┌──

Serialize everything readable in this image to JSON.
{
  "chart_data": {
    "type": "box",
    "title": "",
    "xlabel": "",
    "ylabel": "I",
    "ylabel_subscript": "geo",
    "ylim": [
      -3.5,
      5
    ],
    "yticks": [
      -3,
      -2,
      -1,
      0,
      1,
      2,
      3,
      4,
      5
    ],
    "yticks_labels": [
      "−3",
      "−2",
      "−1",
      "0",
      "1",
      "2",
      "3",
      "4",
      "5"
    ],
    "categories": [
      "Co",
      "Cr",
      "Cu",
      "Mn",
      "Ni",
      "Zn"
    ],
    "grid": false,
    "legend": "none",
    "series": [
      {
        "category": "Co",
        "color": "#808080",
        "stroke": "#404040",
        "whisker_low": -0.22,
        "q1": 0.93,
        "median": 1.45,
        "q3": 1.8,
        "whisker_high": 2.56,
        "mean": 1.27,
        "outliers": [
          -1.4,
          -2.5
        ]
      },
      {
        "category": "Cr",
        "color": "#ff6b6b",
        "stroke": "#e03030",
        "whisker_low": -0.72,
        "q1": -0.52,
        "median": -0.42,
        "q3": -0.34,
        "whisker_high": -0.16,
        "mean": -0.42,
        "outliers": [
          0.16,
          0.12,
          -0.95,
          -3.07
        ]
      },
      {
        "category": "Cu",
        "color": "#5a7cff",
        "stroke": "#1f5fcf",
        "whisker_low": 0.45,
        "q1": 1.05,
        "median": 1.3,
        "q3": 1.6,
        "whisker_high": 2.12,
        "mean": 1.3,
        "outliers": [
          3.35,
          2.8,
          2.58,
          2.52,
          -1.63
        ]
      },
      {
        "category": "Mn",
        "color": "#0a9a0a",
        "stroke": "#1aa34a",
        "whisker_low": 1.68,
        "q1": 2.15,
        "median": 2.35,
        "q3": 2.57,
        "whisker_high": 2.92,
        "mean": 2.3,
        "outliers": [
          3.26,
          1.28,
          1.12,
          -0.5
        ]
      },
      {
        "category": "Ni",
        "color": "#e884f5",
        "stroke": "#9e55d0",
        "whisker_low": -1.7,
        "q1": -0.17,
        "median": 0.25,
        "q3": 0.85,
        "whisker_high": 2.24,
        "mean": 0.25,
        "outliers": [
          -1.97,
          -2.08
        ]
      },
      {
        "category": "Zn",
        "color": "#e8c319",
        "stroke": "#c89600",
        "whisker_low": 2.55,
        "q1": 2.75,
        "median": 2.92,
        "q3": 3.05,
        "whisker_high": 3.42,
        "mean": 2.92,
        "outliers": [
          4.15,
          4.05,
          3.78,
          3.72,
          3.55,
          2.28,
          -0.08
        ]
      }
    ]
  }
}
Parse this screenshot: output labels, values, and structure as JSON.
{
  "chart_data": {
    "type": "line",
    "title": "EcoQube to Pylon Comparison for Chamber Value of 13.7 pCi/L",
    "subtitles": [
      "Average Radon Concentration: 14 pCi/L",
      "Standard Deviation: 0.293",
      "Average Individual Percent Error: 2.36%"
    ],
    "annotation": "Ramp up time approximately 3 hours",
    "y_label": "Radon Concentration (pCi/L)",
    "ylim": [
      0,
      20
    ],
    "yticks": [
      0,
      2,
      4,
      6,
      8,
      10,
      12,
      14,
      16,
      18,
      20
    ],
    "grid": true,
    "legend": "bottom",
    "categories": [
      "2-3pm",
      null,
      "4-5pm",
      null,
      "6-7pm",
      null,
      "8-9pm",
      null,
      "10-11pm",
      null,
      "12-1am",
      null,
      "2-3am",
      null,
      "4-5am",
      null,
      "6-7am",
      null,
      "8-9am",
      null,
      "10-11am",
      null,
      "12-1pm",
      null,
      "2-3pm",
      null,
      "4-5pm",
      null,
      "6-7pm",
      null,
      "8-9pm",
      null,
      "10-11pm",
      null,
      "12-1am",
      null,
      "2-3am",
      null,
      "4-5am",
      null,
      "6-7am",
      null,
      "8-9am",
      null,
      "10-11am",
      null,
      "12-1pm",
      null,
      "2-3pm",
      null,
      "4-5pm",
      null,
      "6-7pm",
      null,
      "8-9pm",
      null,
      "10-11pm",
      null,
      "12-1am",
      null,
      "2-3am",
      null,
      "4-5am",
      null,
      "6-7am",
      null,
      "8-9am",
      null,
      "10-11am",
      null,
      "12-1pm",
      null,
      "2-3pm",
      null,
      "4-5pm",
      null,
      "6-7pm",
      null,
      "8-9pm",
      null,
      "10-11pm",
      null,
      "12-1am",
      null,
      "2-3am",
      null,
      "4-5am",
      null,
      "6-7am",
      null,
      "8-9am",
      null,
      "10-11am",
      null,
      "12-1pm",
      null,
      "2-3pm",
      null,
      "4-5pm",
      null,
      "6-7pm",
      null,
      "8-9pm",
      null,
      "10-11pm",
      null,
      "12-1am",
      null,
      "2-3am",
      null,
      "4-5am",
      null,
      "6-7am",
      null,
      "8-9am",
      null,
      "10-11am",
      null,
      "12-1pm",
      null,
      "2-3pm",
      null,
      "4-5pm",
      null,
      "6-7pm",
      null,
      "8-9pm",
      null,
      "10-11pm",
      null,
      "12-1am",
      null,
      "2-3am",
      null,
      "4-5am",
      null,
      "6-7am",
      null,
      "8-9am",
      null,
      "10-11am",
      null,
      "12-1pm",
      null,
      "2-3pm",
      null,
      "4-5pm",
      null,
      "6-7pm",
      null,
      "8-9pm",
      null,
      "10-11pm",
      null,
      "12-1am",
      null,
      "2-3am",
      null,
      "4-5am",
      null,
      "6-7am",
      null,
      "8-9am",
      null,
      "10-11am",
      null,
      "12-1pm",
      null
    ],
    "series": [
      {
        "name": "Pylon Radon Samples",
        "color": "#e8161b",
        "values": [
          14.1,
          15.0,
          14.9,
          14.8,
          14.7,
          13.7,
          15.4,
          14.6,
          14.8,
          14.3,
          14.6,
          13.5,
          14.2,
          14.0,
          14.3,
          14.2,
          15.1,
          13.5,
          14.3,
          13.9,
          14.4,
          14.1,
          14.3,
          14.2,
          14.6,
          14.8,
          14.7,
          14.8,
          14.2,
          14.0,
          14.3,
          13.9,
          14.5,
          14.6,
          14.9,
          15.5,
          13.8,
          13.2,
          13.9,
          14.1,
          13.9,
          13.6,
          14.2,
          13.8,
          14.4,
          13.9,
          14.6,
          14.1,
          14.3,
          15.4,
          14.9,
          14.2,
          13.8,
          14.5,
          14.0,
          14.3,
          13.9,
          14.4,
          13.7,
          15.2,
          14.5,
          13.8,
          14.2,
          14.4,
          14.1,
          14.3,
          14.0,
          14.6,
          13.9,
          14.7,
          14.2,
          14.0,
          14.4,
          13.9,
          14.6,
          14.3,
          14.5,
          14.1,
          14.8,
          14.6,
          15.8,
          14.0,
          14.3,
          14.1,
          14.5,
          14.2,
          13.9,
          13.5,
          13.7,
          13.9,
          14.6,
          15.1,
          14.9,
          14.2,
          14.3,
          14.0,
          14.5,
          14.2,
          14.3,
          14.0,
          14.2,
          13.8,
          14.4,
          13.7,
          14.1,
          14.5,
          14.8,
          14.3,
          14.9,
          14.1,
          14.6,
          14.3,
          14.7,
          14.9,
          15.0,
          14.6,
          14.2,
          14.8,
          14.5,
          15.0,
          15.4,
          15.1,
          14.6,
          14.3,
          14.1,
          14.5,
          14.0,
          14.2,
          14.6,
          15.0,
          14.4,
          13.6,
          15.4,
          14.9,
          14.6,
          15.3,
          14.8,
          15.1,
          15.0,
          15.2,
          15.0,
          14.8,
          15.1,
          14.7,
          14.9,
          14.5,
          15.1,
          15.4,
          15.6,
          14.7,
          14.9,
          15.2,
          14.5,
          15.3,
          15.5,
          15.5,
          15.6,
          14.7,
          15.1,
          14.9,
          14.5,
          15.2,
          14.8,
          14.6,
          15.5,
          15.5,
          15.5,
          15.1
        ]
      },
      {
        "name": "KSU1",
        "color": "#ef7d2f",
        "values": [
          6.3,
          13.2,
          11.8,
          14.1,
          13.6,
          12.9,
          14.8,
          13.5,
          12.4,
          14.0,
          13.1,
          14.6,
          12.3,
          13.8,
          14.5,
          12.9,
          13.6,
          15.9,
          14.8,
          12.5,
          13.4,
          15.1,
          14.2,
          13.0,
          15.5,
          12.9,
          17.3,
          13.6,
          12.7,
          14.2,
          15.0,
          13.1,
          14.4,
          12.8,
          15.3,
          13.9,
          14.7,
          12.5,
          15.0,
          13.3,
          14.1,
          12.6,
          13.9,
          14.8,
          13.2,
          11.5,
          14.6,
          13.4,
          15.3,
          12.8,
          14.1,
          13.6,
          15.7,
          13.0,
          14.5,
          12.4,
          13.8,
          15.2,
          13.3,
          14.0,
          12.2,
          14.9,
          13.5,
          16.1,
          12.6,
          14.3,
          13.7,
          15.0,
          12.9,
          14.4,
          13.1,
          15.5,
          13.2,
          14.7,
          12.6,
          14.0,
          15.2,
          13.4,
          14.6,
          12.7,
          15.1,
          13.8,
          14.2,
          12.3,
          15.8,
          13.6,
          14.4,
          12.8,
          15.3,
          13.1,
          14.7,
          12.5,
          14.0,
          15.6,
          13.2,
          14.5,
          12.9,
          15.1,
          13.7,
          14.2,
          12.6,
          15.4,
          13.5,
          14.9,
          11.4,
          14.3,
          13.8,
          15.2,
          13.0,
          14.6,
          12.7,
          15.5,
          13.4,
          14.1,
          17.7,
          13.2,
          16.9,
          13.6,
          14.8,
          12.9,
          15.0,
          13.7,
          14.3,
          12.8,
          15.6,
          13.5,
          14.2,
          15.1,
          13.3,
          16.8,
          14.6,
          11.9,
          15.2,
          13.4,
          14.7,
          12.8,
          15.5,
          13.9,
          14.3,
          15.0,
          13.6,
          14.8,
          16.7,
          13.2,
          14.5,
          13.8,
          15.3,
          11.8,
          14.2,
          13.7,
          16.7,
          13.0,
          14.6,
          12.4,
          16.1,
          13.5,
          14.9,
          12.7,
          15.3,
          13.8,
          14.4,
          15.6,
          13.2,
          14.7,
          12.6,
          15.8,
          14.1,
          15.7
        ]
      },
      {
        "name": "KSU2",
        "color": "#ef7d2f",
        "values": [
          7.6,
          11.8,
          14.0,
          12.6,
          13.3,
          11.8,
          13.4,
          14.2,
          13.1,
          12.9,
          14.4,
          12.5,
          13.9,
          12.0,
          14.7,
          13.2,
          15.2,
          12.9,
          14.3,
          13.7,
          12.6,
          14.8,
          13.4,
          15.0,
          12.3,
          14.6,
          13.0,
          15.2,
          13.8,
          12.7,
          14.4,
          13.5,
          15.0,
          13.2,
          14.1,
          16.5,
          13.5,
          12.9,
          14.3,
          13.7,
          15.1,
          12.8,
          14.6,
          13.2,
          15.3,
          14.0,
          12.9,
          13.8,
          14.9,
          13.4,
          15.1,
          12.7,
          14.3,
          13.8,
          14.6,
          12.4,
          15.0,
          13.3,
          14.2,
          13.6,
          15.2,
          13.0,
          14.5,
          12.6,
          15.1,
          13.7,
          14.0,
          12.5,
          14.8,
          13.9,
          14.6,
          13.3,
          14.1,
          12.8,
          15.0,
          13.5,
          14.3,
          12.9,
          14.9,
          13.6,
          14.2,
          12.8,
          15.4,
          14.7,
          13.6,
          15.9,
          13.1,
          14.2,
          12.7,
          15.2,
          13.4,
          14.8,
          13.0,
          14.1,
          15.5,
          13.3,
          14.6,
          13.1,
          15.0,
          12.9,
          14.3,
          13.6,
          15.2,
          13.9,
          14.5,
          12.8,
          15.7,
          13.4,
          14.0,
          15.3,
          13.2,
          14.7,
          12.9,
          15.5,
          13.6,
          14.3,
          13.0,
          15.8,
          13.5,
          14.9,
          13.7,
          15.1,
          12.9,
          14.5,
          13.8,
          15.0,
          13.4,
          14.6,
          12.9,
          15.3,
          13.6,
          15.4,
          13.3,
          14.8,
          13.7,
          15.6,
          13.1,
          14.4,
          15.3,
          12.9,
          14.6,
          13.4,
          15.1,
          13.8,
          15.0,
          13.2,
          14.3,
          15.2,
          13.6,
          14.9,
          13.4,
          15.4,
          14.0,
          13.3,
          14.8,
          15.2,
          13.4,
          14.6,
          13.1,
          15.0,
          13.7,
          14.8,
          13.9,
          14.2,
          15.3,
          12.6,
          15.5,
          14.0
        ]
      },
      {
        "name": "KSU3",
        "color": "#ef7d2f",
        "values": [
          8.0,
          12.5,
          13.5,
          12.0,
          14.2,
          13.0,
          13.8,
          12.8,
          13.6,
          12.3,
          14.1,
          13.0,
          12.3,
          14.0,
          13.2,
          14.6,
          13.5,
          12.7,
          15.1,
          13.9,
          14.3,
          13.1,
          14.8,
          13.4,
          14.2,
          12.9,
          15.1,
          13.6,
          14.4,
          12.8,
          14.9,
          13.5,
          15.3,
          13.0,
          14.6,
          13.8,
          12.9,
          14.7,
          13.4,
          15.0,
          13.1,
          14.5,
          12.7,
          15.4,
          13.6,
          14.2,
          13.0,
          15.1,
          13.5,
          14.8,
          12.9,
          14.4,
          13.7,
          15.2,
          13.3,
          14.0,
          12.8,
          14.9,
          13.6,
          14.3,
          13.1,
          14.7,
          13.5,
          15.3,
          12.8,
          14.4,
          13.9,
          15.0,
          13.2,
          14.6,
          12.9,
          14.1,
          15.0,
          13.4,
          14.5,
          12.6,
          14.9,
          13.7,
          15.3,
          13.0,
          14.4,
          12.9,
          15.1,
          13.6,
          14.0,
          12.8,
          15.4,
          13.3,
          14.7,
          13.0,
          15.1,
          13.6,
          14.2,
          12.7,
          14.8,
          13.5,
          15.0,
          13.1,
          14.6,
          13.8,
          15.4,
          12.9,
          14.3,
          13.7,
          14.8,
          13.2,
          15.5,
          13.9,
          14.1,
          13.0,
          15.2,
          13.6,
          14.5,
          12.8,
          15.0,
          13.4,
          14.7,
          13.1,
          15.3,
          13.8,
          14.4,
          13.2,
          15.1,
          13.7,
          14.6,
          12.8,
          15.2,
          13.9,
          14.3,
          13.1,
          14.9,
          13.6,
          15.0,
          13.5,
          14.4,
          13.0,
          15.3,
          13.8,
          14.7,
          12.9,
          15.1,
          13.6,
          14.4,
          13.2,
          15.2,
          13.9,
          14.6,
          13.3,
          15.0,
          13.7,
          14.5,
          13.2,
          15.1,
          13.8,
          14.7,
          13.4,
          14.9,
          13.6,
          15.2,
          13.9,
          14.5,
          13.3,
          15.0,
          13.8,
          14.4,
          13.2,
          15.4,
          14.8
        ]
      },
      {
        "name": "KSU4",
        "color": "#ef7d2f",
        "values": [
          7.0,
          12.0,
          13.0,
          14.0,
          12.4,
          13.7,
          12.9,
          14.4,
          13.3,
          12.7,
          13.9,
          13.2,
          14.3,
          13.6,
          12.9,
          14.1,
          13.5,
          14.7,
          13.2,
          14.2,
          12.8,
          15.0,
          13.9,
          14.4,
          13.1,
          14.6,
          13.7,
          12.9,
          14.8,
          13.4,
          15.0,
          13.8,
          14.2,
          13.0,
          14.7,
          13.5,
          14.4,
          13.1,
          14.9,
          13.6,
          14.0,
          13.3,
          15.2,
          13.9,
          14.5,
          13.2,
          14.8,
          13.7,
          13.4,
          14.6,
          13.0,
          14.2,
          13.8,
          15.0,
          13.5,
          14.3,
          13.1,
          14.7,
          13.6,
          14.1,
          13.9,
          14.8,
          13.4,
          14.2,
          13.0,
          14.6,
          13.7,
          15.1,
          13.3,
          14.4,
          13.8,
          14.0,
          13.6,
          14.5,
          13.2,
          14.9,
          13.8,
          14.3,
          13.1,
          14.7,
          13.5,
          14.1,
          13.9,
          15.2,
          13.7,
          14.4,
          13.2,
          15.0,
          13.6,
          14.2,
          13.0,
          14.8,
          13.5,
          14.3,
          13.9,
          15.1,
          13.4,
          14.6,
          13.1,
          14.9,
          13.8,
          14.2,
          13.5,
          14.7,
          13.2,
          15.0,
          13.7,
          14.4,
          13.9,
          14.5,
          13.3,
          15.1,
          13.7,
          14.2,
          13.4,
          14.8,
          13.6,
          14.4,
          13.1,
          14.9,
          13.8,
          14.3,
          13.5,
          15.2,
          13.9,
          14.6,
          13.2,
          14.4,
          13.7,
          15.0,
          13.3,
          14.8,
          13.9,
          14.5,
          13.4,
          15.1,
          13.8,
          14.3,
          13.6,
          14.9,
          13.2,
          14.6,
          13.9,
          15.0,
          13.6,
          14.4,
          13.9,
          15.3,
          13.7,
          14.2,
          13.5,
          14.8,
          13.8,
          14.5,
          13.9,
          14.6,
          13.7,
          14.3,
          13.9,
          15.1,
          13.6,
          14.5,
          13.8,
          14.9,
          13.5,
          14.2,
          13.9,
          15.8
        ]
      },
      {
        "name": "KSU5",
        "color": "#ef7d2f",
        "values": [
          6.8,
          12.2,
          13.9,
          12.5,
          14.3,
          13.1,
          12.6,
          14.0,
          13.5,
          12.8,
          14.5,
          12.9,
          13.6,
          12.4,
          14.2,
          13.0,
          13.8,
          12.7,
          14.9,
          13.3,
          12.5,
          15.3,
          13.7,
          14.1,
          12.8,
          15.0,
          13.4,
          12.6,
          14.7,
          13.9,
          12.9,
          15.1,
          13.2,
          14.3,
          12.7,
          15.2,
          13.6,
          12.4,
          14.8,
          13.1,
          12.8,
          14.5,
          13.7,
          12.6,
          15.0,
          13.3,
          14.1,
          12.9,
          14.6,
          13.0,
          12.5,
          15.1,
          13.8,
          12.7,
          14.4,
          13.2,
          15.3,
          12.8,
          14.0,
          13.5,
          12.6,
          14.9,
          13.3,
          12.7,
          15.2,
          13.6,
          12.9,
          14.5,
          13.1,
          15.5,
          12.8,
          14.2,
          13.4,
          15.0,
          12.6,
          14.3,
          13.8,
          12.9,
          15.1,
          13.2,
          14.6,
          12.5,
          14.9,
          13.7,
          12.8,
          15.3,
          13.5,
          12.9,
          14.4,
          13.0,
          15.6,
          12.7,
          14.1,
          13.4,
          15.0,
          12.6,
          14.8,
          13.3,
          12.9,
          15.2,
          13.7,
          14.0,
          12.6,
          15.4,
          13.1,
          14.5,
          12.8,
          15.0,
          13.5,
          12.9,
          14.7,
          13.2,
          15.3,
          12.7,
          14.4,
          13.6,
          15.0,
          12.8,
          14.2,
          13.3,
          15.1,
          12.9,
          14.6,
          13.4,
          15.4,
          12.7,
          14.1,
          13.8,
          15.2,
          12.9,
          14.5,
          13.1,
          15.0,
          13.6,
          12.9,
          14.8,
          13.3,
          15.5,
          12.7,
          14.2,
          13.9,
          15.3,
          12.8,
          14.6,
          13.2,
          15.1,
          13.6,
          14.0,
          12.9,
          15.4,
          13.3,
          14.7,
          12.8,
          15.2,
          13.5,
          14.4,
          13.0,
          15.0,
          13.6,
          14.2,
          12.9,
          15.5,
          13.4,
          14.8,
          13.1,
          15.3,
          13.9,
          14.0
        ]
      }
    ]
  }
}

└──

EXERCISE OBJECTIVE -
In the lines above, locate the string "this". Copy every line where it occurs.

RESULT -
Serialize everything readable in this image to JSON.
Parse this screenshot: output labels, values, and structure as JSON.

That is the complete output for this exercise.